## [EXTRAIT SOURCE]
En deuxième lieu, quant à votre arrestation du 14 juillet 2004, vous dites d'abord que la BMM vous aurait accusé d'être un « agent de distribution de journaux du sud du Cameroun », lesquels ne seraient pas soutenus par le Gouvernement et que vous seriez en outre accusé de troubler les futures élections présidentielles de l'octobre 2004. Cependant, à la page 13 de l'audition, vous dites que vous auriez été arrêté pour avoir distribué des tracts du SCNC. D'ailleurs, vous dites que vous n'auriez pas été interrogé par les autorités de la prison. Ainsi, il est surprenant que vous pourriez indiquer les différentes raisons pour votre arrestation. Enfin, quant à votre soi-disant arrestation, notons qu'il est peu crédible que vous auriez pu vous enfuir de la prison sans aucun problème.

En troisième lieu, soulignons que vos connaissances et déclarations sur le Cameroun et sur le SCNC sont très vagues ou même éronnées (sic !). Vous déclarez entre autres que le SCNC "is supposed to be a legal organization because it is recognized by the Commonwealth of Nations, but it is not recognized by the Government of Cameroon." (p. 4). En outre, vous dites, "It is like a pressure group created in 1994 to fight against the restoration of the independance of the southern Cameroon. It fights for the rights of the southern minority." Force est de constater que le SCNC est un mouvement indépendantiste créé en 1995 et non en 1994. Le mouvement revendique le droit à l'autodétermination de la population anglophone du pays, qui s'estime marginalisée par le pouvoir essentiellement francophone.

## [ENREGISTREMENTS FOURNIS]
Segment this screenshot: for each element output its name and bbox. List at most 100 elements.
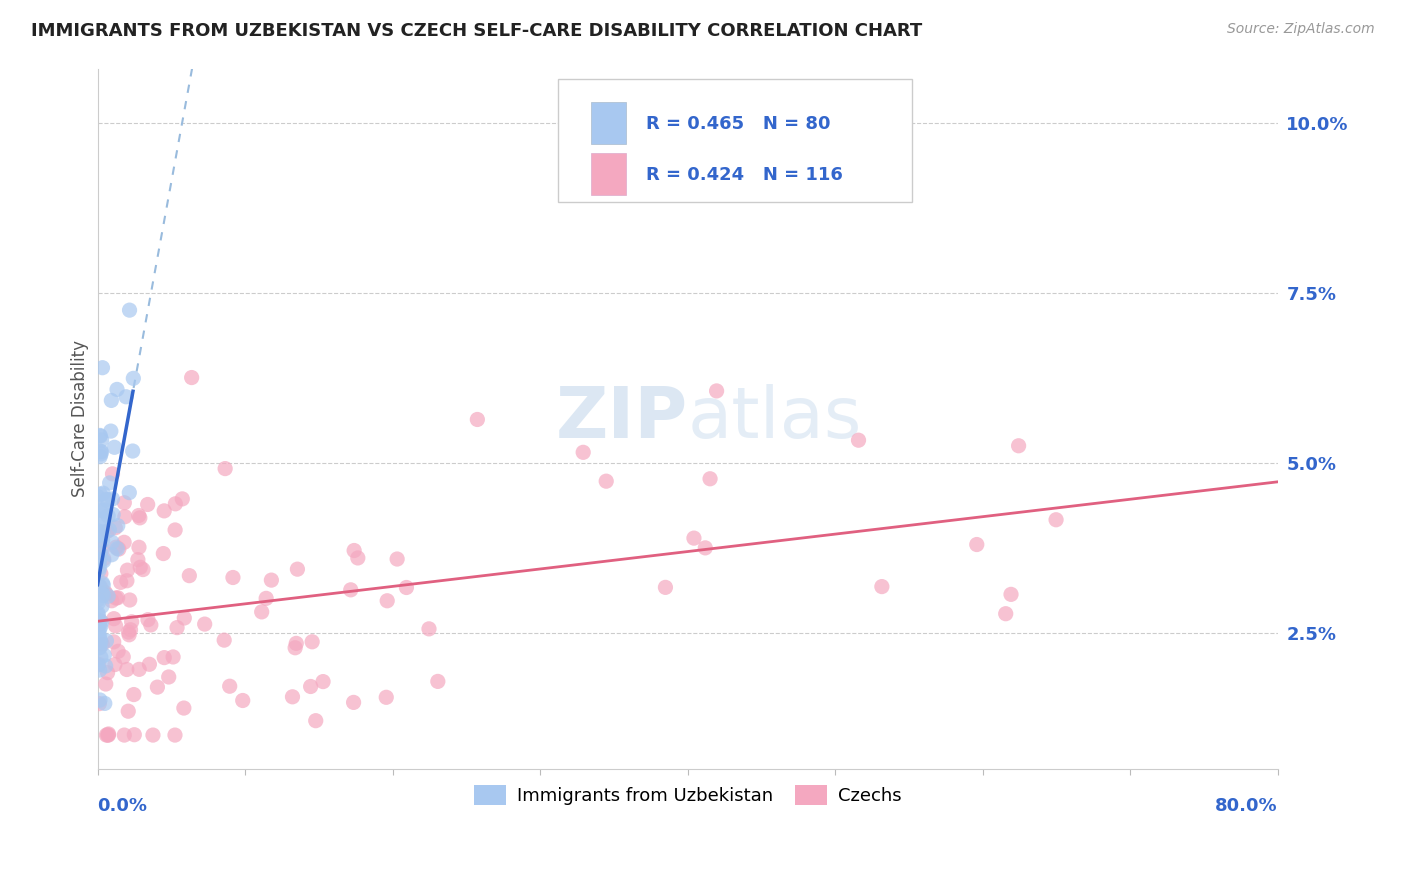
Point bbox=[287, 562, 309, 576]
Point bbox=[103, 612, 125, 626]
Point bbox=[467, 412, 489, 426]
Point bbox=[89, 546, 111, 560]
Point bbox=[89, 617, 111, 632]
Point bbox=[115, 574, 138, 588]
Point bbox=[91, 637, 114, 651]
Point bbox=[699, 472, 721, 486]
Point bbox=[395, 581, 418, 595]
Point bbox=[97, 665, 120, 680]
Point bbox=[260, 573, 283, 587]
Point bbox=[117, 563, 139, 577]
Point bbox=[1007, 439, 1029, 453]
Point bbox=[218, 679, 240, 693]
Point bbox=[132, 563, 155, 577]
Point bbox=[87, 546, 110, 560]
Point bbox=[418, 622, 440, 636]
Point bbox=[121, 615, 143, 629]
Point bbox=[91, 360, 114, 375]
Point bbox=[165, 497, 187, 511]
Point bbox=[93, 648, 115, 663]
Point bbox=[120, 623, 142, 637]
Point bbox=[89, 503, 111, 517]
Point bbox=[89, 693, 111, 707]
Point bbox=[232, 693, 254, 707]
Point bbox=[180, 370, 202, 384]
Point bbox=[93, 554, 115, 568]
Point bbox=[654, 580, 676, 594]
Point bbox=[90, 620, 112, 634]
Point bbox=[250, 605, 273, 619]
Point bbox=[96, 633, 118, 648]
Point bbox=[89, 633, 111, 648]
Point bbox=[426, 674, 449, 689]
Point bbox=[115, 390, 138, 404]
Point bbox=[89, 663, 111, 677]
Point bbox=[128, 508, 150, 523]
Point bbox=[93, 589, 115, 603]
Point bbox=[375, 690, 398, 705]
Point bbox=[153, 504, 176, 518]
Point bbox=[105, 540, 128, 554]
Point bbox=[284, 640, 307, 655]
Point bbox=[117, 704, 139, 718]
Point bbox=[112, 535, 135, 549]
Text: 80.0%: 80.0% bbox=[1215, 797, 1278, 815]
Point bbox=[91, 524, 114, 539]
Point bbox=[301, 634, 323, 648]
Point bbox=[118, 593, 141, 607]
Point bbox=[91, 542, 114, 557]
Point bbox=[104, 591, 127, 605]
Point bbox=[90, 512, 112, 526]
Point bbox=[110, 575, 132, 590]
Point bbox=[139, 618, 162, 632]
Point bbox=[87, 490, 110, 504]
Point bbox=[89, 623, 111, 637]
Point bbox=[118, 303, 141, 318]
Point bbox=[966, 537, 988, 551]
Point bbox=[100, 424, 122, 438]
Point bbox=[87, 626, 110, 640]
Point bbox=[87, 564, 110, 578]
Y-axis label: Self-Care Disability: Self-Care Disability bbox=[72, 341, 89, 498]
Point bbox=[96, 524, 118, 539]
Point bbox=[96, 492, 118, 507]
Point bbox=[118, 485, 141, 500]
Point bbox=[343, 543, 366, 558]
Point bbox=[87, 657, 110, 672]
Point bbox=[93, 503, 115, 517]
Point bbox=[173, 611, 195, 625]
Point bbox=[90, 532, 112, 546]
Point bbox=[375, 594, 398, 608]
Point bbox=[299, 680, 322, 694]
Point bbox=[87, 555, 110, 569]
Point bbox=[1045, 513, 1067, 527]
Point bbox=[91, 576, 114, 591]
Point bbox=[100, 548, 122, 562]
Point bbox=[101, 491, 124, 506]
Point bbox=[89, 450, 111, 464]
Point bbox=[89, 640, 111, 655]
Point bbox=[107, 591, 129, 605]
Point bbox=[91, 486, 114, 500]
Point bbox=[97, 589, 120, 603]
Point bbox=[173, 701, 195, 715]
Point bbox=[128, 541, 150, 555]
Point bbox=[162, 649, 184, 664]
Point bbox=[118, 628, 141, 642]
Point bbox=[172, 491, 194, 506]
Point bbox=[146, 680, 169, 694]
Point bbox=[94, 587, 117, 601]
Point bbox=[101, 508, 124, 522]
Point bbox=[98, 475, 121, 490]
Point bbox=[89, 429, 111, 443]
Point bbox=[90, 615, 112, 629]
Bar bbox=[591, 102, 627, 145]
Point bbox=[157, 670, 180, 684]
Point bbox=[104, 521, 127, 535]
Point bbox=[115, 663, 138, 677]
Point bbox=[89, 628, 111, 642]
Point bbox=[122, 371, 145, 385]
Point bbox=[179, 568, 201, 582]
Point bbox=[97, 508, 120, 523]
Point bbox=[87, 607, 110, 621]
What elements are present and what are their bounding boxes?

## [CONSIGNES]
1. Répondez à ces questions d'après l'extrait.
(a) Quelle est la date de l'arrestation dont il est question ?
(b) Selon l'extrait, en quelle année le SCNC a-t-il été créé ?
(c) À quelle page de l'audition est-il affirmé que l'arrestation aurait été due à la distribution de tracts du SCNC ?
2. Dans les enregistrements, renommez « Point » en « Repère » sur le passage qui va de la ligne contenant « Point bbox=[287, 562, 309, 576] » jusqu'à celle contenant « Point bbox=[93, 648, 115, 663] », ces deux lignes comprises. Recopiez uniquement ces lignes et ne changez rien d'autre.
Le texte et les enregistrements n'ont aucun lien entre eux.

## [RÉPONSES ATTENDUES]
1.
(a) Le 14 juillet 2004.
(b) En 1995.
(c) À la page 13.

2.
Repère bbox=[287, 562, 309, 576]
Repère bbox=[103, 612, 125, 626]
Repère bbox=[467, 412, 489, 426]
Repère bbox=[89, 546, 111, 560]
Repère bbox=[89, 617, 111, 632]
Repère bbox=[115, 574, 138, 588]
Repère bbox=[91, 637, 114, 651]
Repère bbox=[699, 472, 721, 486]
Repère bbox=[395, 581, 418, 595]
Repère bbox=[97, 665, 120, 680]
Repère bbox=[260, 573, 283, 587]
Repère bbox=[117, 563, 139, 577]
Repère bbox=[1007, 439, 1029, 453]
Repère bbox=[218, 679, 240, 693]
Repère bbox=[132, 563, 155, 577]
Repère bbox=[87, 546, 110, 560]
Repère bbox=[418, 622, 440, 636]
Repère bbox=[121, 615, 143, 629]
Repère bbox=[91, 360, 114, 375]
Repère bbox=[165, 497, 187, 511]
Repère bbox=[93, 648, 115, 663]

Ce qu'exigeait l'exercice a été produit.